◆ Stated exercise:
Copy all the material that follows, keeping every character the same.

◆ Data for this exercise:
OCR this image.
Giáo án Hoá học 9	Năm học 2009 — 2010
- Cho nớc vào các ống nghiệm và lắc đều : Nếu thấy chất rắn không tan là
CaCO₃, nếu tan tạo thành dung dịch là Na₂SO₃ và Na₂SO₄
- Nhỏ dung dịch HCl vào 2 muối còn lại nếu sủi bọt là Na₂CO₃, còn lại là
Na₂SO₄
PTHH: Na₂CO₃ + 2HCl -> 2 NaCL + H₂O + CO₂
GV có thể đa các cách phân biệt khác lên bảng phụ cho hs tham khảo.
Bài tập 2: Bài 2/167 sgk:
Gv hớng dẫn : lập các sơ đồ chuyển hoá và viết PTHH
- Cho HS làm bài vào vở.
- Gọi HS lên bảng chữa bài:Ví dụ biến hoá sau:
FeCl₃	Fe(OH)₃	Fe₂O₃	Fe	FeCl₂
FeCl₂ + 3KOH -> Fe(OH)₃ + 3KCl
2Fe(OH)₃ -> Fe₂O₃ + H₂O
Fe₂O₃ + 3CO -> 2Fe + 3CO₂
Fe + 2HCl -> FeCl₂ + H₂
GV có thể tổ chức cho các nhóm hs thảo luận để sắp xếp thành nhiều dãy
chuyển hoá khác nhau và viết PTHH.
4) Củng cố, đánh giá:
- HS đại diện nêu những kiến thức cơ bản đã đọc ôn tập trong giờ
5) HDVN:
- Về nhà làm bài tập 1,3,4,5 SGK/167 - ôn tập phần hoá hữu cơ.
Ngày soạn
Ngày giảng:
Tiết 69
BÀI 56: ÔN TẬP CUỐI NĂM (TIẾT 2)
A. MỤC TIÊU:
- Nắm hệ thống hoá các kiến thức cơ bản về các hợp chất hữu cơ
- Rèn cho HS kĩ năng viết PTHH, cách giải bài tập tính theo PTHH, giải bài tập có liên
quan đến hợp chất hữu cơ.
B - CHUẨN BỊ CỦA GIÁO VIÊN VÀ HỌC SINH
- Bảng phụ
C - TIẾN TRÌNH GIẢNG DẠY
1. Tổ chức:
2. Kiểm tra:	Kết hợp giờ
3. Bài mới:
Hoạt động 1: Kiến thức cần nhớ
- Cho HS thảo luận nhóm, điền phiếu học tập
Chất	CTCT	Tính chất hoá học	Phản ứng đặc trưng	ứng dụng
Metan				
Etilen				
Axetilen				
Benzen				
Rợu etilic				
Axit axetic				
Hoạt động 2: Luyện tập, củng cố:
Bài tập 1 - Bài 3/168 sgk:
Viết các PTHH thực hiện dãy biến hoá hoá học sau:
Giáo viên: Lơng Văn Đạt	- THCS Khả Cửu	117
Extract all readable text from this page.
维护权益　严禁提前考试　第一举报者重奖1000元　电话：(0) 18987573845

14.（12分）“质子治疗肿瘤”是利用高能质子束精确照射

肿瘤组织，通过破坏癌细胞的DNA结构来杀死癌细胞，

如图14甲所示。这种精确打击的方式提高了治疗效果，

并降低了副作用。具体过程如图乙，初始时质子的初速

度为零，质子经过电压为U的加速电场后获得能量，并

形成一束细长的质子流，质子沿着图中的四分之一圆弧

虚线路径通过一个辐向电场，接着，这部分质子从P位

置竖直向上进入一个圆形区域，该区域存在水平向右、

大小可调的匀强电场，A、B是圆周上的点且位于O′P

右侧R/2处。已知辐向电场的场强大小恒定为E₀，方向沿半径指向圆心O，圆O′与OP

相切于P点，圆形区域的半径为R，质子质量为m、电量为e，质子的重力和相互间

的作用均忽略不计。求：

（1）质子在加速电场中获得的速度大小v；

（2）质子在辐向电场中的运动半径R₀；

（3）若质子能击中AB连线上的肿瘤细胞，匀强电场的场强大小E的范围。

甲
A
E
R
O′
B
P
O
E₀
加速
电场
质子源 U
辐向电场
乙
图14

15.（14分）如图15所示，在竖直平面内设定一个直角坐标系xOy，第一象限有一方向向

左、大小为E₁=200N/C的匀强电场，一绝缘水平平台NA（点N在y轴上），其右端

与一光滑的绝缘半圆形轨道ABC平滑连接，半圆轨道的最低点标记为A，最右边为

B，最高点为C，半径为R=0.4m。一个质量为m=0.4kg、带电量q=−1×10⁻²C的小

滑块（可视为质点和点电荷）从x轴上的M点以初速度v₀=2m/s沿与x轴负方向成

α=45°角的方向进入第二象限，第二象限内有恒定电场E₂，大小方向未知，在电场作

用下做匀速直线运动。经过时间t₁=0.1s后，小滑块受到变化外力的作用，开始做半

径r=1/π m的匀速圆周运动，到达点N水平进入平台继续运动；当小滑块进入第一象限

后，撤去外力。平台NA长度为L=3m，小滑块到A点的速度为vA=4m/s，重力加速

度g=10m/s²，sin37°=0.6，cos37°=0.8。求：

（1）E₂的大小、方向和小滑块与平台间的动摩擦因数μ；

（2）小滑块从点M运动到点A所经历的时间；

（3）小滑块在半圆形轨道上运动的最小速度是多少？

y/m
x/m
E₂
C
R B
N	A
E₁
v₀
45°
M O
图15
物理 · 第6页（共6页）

◆ Task answer:
OCR this image.
Giáo án Hoá học 9	Năm học 2009 — 2010
- Cho nớc vào các ống nghiệm và lắc đều : Nếu thấy chất rắn không tan là
CaCO₃, nếu tan tạo thành dung dịch là Na₂SO₃ và Na₂SO₄
- Nhỏ dung dịch HCl vào 2 muối còn lại nếu sủi bọt là Na₂CO₃, còn lại là
Na₂SO₄
PTHH: Na₂CO₃ + 2HCl -> 2 NaCL + H₂O + CO₂
GV có thể đa các cách phân biệt khác lên bảng phụ cho hs tham khảo.
Bài tập 2: Bài 2/167 sgk:
Gv hớng dẫn : lập các sơ đồ chuyển hoá và viết PTHH
- Cho HS làm bài vào vở.
- Gọi HS lên bảng chữa bài:Ví dụ biến hoá sau:
FeCl₃	Fe(OH)₃	Fe₂O₃	Fe	FeCl₂
FeCl₂ + 3KOH -> Fe(OH)₃ + 3KCl
2Fe(OH)₃ -> Fe₂O₃ + H₂O
Fe₂O₃ + 3CO -> 2Fe + 3CO₂
Fe + 2HCl -> FeCl₂ + H₂
GV có thể tổ chức cho các nhóm hs thảo luận để sắp xếp thành nhiều dãy
chuyển hoá khác nhau và viết PTHH.
4) Củng cố, đánh giá:
- HS đại diện nêu những kiến thức cơ bản đã đọc ôn tập trong giờ
5) HDVN:
- Về nhà làm bài tập 1,3,4,5 SGK/167 - ôn tập phần hoá hữu cơ.
Ngày soạn
Ngày giảng:
Tiết 69
BÀI 56: ÔN TẬP CUỐI NĂM (TIẾT 2)
A. MỤC TIÊU:
- Nắm hệ thống hoá các kiến thức cơ bản về các hợp chất hữu cơ
- Rèn cho HS kĩ năng viết PTHH, cách giải bài tập tính theo PTHH, giải bài tập có liên
quan đến hợp chất hữu cơ.
B - CHUẨN BỊ CỦA GIÁO VIÊN VÀ HỌC SINH
- Bảng phụ
C - TIẾN TRÌNH GIẢNG DẠY
1. Tổ chức:
2. Kiểm tra:	Kết hợp giờ
3. Bài mới:
Hoạt động 1: Kiến thức cần nhớ
- Cho HS thảo luận nhóm, điền phiếu học tập
Chất	CTCT	Tính chất hoá học	Phản ứng đặc trưng	ứng dụng
Metan				
Etilen				
Axetilen				
Benzen				
Rợu etilic				
Axit axetic				
Hoạt động 2: Luyện tập, củng cố:
Bài tập 1 - Bài 3/168 sgk:
Viết các PTHH thực hiện dãy biến hoá hoá học sau:
Giáo viên: Lơng Văn Đạt	- THCS Khả Cửu	117
Extract all readable text from this page.
维护权益　严禁提前考试　第一举报者重奖1000元　电话：(0) 18987573845

14.（12分）“质子治疗肿瘤”是利用高能质子束精确照射

肿瘤组织，通过破坏癌细胞的DNA结构来杀死癌细胞，

如图14甲所示。这种精确打击的方式提高了治疗效果，

并降低了副作用。具体过程如图乙，初始时质子的初速

度为零，质子经过电压为U的加速电场后获得能量，并

形成一束细长的质子流，质子沿着图中的四分之一圆弧

虚线路径通过一个辐向电场，接着，这部分质子从P位

置竖直向上进入一个圆形区域，该区域存在水平向右、

大小可调的匀强电场，A、B是圆周上的点且位于O′P

右侧R/2处。已知辐向电场的场强大小恒定为E₀，方向沿半径指向圆心O，圆O′与OP

相切于P点，圆形区域的半径为R，质子质量为m、电量为e，质子的重力和相互间

的作用均忽略不计。求：

（1）质子在加速电场中获得的速度大小v；

（2）质子在辐向电场中的运动半径R₀；

（3）若质子能击中AB连线上的肿瘤细胞，匀强电场的场强大小E的范围。

甲
A
E
R
O′
B
P
O
E₀
加速
电场
质子源 U
辐向电场
乙
图14

15.（14分）如图15所示，在竖直平面内设定一个直角坐标系xOy，第一象限有一方向向

左、大小为E₁=200N/C的匀强电场，一绝缘水平平台NA（点N在y轴上），其右端

与一光滑的绝缘半圆形轨道ABC平滑连接，半圆轨道的最低点标记为A，最右边为

B，最高点为C，半径为R=0.4m。一个质量为m=0.4kg、带电量q=−1×10⁻²C的小

滑块（可视为质点和点电荷）从x轴上的M点以初速度v₀=2m/s沿与x轴负方向成

α=45°角的方向进入第二象限，第二象限内有恒定电场E₂，大小方向未知，在电场作

用下做匀速直线运动。经过时间t₁=0.1s后，小滑块受到变化外力的作用，开始做半

径r=1/π m的匀速圆周运动，到达点N水平进入平台继续运动；当小滑块进入第一象限

后，撤去外力。平台NA长度为L=3m，小滑块到A点的速度为vA=4m/s，重力加速

度g=10m/s²，sin37°=0.6，cos37°=0.8。求：

（1）E₂的大小、方向和小滑块与平台间的动摩擦因数μ；

（2）小滑块从点M运动到点A所经历的时间；

（3）小滑块在半圆形轨道上运动的最小速度是多少？

y/m
x/m
E₂
C
R B
N	A
E₁
v₀
45°
M O
图15
物理 · 第6页（共6页）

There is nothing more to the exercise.